Task description. Copy each line that contains the word "this".

Data records start

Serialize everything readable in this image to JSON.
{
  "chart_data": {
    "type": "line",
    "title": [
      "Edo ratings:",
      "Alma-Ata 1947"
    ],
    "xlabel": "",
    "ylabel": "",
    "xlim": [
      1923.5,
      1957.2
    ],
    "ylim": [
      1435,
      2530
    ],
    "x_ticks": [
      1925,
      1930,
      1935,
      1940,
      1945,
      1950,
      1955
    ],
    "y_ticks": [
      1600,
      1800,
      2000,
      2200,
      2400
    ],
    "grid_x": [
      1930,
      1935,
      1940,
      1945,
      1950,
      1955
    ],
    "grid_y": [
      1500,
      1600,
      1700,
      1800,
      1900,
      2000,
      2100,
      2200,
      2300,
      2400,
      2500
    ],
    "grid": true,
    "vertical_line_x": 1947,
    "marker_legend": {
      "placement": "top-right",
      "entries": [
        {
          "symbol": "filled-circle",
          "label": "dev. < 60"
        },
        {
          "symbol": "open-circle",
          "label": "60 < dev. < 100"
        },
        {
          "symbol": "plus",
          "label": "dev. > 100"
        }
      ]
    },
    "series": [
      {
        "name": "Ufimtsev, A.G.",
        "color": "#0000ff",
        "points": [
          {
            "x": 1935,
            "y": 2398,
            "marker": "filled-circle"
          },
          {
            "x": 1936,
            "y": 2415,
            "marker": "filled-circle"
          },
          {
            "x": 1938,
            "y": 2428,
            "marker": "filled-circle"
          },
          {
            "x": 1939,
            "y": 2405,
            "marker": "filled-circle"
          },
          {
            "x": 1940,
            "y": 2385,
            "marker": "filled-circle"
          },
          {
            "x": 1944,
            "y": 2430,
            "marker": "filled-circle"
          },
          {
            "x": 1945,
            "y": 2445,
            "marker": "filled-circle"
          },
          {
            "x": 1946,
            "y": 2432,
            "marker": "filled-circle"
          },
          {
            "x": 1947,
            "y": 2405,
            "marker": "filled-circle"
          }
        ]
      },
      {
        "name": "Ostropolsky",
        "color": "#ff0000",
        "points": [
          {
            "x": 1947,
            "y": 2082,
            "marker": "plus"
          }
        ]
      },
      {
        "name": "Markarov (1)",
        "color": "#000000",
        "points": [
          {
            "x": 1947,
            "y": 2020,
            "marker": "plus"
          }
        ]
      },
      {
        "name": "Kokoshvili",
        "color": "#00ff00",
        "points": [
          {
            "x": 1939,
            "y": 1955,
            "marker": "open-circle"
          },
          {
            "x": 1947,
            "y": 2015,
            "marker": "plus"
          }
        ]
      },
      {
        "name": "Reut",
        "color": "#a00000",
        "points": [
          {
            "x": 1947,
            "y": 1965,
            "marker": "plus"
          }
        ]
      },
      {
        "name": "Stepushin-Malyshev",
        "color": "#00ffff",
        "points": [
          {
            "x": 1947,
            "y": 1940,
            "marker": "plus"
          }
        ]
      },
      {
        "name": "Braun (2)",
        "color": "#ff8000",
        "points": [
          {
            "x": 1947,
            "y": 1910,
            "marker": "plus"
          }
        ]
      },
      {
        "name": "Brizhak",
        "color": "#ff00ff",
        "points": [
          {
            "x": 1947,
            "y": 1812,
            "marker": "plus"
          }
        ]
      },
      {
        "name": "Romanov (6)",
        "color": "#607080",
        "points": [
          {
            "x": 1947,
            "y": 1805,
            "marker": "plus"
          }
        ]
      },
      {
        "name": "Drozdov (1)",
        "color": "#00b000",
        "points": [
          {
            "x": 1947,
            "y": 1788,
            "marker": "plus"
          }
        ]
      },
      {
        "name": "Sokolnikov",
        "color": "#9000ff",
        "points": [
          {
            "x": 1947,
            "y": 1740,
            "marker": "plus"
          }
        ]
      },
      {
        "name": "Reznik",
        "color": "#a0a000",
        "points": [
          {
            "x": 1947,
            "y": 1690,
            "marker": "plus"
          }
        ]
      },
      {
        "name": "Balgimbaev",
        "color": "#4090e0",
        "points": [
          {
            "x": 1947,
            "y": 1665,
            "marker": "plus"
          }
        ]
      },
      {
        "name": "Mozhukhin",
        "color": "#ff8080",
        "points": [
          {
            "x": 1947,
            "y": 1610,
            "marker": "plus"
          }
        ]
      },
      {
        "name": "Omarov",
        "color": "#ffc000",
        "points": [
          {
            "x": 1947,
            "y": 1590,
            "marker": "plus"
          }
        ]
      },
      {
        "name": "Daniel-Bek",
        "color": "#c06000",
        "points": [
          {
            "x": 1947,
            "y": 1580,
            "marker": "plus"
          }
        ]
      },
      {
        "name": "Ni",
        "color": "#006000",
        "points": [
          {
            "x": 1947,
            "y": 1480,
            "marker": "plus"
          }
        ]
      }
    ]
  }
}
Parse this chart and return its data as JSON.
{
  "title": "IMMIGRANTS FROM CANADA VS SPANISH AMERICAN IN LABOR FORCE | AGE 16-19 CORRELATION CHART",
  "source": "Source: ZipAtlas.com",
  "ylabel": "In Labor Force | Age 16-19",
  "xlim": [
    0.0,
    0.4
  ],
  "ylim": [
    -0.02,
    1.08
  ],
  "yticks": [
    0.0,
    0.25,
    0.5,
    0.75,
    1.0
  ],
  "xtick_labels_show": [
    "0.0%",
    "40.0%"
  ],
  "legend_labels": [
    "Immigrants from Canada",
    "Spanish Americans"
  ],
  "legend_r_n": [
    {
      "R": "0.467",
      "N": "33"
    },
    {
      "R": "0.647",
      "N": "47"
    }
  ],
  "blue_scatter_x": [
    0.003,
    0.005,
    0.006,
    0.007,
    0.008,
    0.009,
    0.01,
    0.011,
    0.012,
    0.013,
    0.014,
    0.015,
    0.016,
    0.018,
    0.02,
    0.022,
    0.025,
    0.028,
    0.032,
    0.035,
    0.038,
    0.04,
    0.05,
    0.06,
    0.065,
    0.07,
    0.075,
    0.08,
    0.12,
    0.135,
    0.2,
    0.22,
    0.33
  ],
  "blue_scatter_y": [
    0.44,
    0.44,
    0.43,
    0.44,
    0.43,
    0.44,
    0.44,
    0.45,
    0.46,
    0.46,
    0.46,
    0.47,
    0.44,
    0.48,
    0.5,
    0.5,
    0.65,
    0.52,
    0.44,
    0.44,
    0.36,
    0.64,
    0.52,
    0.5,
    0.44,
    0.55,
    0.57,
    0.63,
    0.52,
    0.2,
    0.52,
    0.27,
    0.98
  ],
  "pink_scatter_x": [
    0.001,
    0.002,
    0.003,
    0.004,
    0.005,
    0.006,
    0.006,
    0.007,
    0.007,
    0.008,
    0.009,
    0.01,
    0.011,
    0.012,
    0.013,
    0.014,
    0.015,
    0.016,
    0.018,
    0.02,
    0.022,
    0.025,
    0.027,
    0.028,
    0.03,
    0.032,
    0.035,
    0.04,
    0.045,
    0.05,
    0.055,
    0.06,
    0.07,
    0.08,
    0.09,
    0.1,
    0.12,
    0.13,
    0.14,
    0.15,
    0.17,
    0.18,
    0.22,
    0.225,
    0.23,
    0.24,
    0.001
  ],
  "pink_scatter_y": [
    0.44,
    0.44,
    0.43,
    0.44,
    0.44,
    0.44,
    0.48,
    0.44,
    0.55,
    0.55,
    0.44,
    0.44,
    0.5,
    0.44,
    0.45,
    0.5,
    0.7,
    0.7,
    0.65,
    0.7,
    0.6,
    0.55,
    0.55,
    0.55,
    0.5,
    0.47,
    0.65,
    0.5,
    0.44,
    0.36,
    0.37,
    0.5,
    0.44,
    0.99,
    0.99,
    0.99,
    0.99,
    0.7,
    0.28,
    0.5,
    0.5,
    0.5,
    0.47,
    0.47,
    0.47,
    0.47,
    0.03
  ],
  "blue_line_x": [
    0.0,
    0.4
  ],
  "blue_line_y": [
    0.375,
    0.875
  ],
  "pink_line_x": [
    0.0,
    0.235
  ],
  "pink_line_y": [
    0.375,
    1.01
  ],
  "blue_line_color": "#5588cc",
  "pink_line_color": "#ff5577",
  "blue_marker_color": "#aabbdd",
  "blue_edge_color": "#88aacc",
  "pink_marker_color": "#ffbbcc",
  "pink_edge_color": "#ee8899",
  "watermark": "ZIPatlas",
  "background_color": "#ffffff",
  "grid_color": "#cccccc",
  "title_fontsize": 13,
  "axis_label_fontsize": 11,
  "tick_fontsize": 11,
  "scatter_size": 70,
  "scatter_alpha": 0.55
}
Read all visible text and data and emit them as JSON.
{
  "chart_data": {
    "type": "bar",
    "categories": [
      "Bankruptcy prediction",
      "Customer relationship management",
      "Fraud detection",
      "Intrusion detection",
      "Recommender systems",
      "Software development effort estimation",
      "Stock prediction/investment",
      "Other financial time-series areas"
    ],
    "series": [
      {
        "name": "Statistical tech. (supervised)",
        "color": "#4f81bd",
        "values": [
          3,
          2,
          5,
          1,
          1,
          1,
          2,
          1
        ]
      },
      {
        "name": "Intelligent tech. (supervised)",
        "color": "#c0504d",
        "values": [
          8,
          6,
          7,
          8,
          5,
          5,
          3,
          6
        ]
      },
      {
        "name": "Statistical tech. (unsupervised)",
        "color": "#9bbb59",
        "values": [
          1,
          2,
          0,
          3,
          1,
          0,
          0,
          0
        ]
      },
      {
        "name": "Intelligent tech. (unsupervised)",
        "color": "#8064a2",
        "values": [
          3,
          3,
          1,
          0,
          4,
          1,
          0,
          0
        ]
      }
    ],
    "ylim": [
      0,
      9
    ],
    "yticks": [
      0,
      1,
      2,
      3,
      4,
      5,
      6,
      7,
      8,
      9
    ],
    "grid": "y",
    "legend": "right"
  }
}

Data records end

Written response.
Serialize everything readable in this image to JSON.
Parse this chart and return its data as JSON.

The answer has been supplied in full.